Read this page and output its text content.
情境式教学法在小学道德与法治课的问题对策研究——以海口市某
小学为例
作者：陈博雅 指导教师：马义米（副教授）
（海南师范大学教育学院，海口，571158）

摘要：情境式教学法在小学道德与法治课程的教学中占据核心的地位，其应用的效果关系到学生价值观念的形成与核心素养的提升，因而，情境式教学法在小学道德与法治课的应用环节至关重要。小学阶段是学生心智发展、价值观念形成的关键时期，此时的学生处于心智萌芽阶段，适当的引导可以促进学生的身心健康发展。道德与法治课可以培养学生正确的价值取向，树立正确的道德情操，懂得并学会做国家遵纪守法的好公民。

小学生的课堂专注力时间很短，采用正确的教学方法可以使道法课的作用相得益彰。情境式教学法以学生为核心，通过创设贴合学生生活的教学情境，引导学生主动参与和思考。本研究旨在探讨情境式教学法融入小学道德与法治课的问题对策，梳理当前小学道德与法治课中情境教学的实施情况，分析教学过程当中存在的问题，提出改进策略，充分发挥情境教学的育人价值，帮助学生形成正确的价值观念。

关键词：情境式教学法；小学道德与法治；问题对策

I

> What you are asked to do
The records above should be duplicated in full, exactly as given.

> Written reply
Read this page and output its text content.
情境式教学法在小学道德与法治课的问题对策研究——以海口市某
小学为例
作者：陈博雅 指导教师：马义米（副教授）
（海南师范大学教育学院，海口，571158）

摘要：情境式教学法在小学道德与法治课程的教学中占据核心的地位，其应用的效果关系到学生价值观念的形成与核心素养的提升，因而，情境式教学法在小学道德与法治课的应用环节至关重要。小学阶段是学生心智发展、价值观念形成的关键时期，此时的学生处于心智萌芽阶段，适当的引导可以促进学生的身心健康发展。道德与法治课可以培养学生正确的价值取向，树立正确的道德情操，懂得并学会做国家遵纪守法的好公民。

小学生的课堂专注力时间很短，采用正确的教学方法可以使道法课的作用相得益彰。情境式教学法以学生为核心，通过创设贴合学生生活的教学情境，引导学生主动参与和思考。本研究旨在探讨情境式教学法融入小学道德与法治课的问题对策，梳理当前小学道德与法治课中情境教学的实施情况，分析教学过程当中存在的问题，提出改进策略，充分发挥情境教学的育人价值，帮助学生形成正确的价值观念。

关键词：情境式教学法；小学道德与法治；问题对策

I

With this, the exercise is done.